** Description of the task **
Transcribe all of the material exactly. Any picture in it should be left out.

** Material provided **

★ ★ ★ ★

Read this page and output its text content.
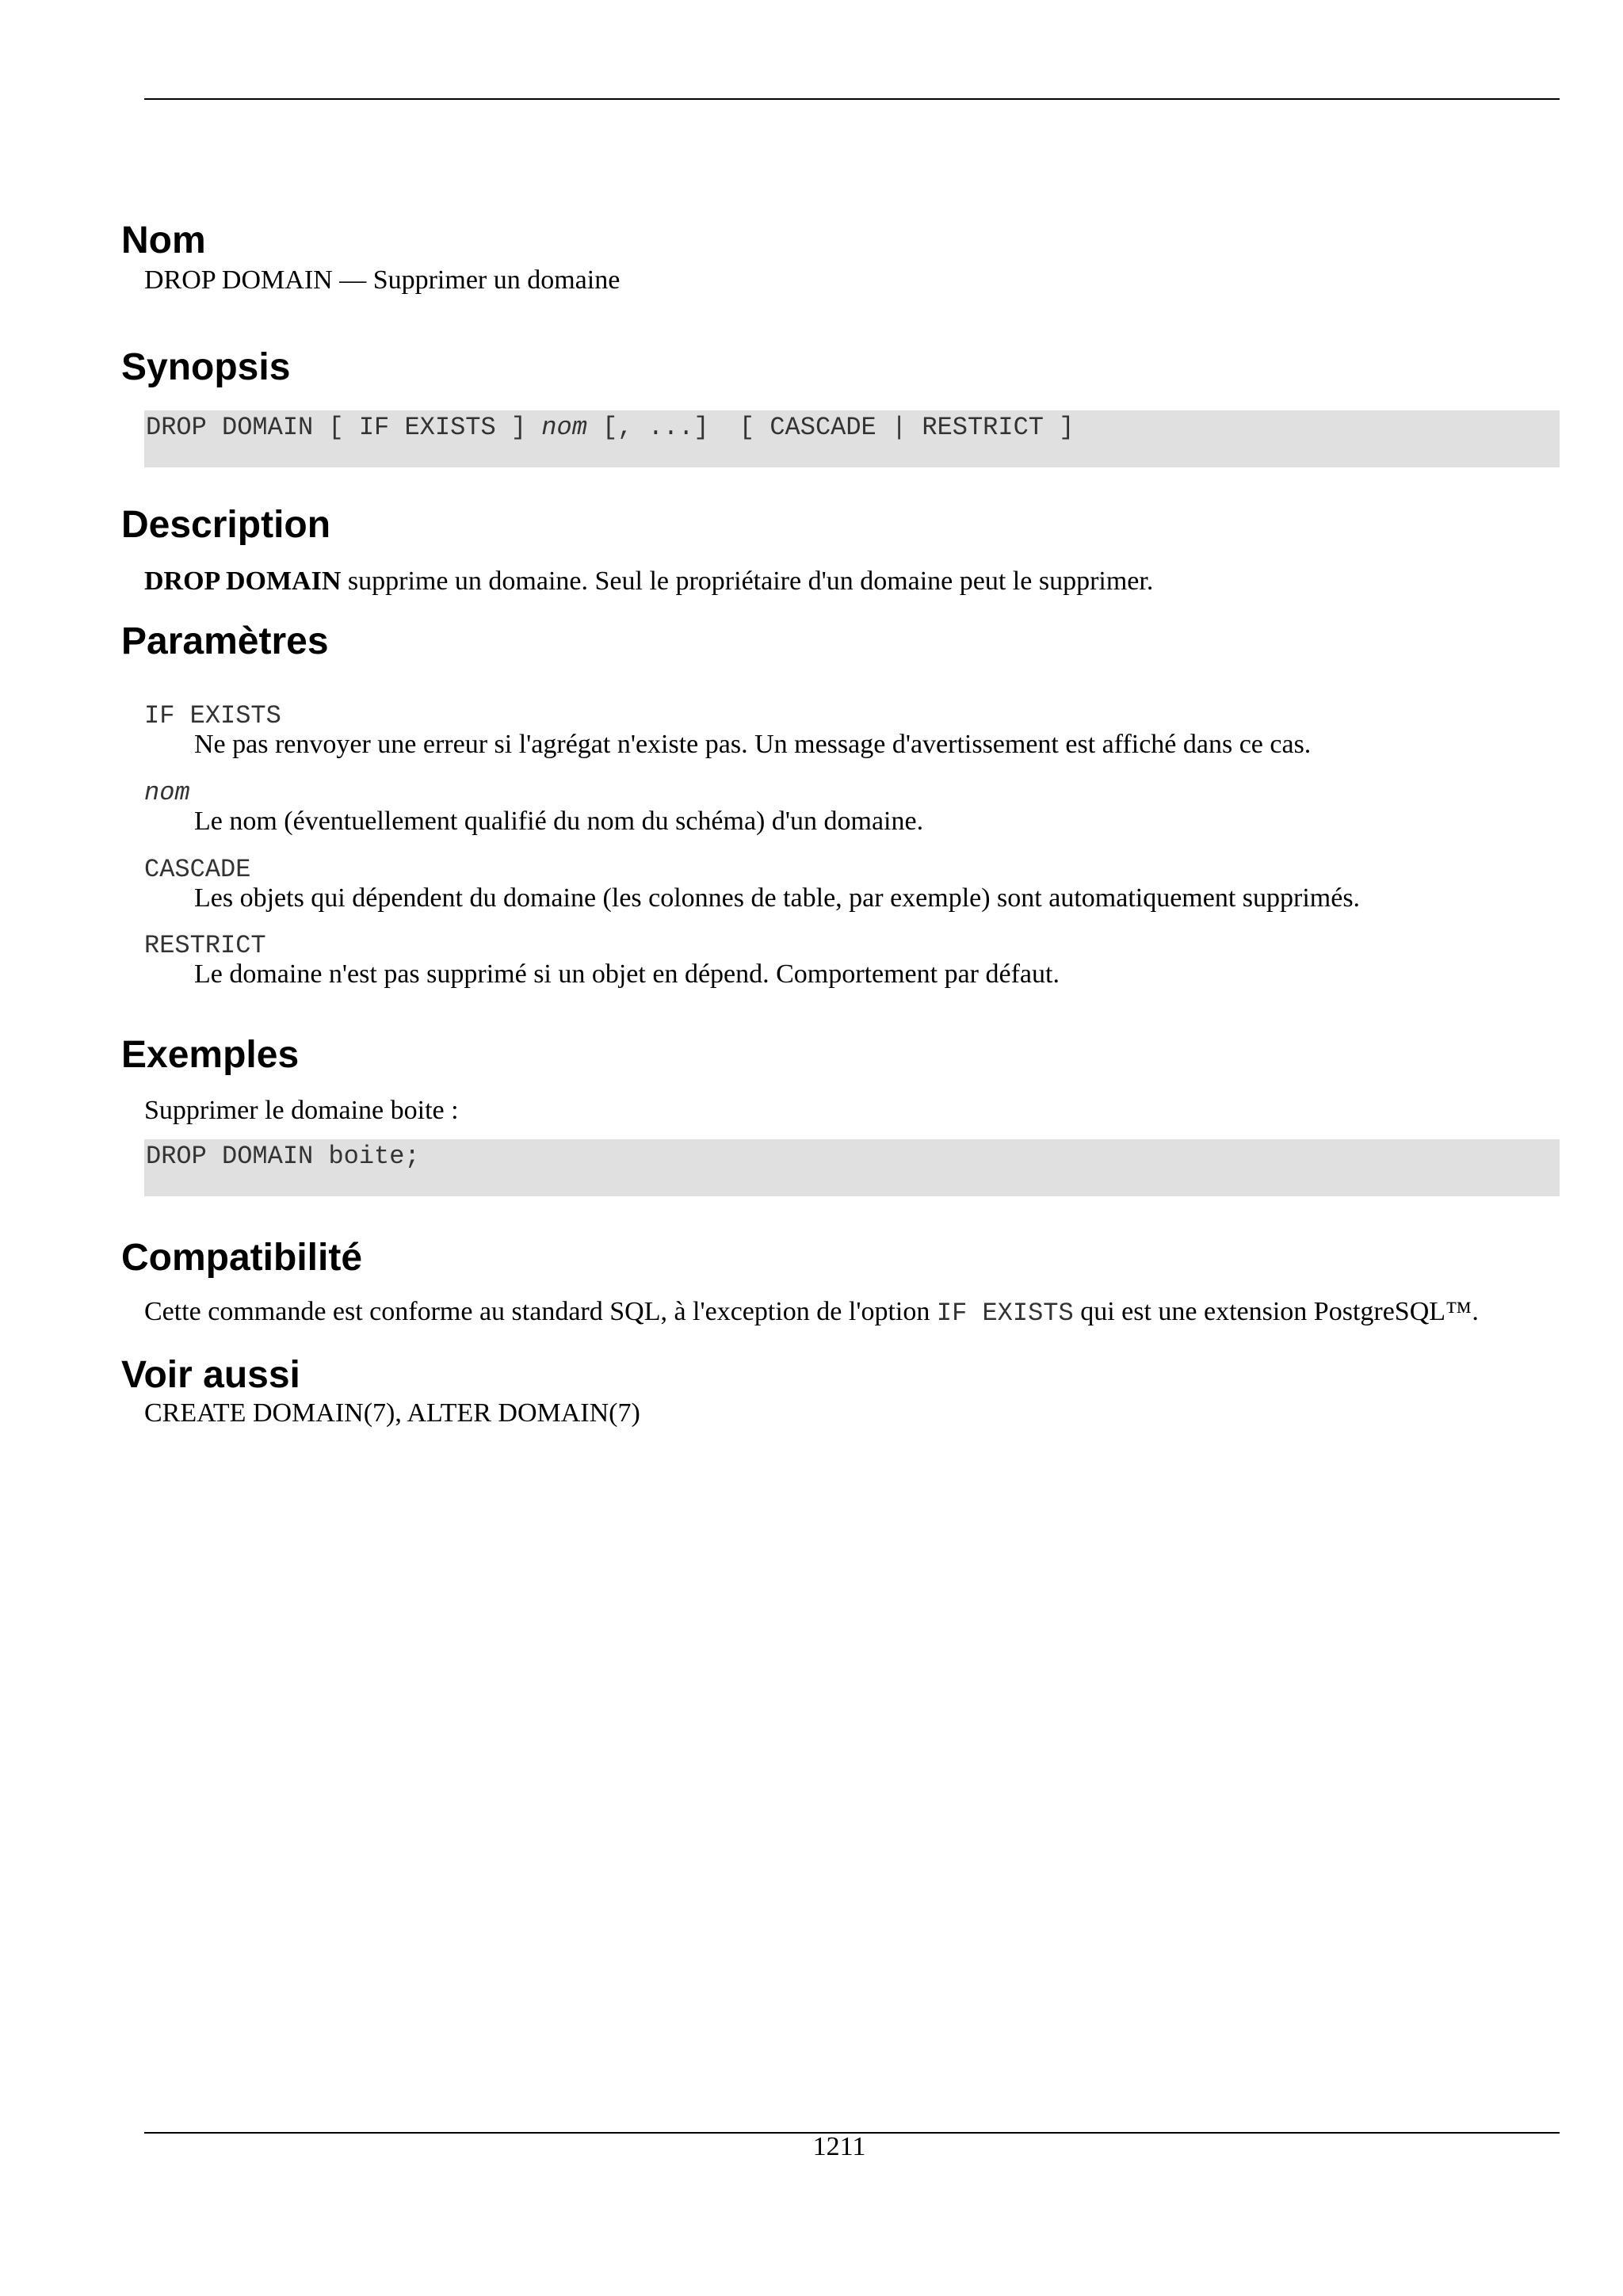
Nom

DROP DOMAIN — Supprimer un domaine

Synopsis
DROP DOMAIN [ IF EXISTS ] nom [, ...]  [ CASCADE | RESTRICT ]
Description

DROP DOMAIN supprime un domaine. Seul le propriétaire d'un domaine peut le supprimer.

Paramètres

IF EXISTS

Ne pas renvoyer une erreur si l'agrégat n'existe pas. Un message d'avertissement est affiché dans ce cas.

nom

Le nom (éventuellement qualifié du nom du schéma) d'un domaine.

CASCADE

Les objets qui dépendent du domaine (les colonnes de table, par exemple) sont automatiquement supprimés.

RESTRICT

Le domaine n'est pas supprimé si un objet en dépend. Comportement par défaut.

Exemples

Supprimer le domaine boite :

DROP DOMAIN boite;
Compatibilité

Cette commande est conforme au standard SQL, à l'exception de l'option IF EXISTS qui est une extension PostgreSQL™.

Voir aussi

CREATE DOMAIN(7), ALTER DOMAIN(7)

1211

★ ★ ★ ★

** Final answer **
Read this page and output its text content.
Nom

DROP DOMAIN — Supprimer un domaine

Synopsis
DROP DOMAIN [ IF EXISTS ] nom [, ...]  [ CASCADE | RESTRICT ]
Description

DROP DOMAIN supprime un domaine. Seul le propriétaire d'un domaine peut le supprimer.

Paramètres

IF EXISTS

Ne pas renvoyer une erreur si l'agrégat n'existe pas. Un message d'avertissement est affiché dans ce cas.

nom

Le nom (éventuellement qualifié du nom du schéma) d'un domaine.

CASCADE

Les objets qui dépendent du domaine (les colonnes de table, par exemple) sont automatiquement supprimés.

RESTRICT

Le domaine n'est pas supprimé si un objet en dépend. Comportement par défaut.

Exemples

Supprimer le domaine boite :

DROP DOMAIN boite;
Compatibilité

Cette commande est conforme au standard SQL, à l'exception de l'option IF EXISTS qui est une extension PostgreSQL™.

Voir aussi

CREATE DOMAIN(7), ALTER DOMAIN(7)

1211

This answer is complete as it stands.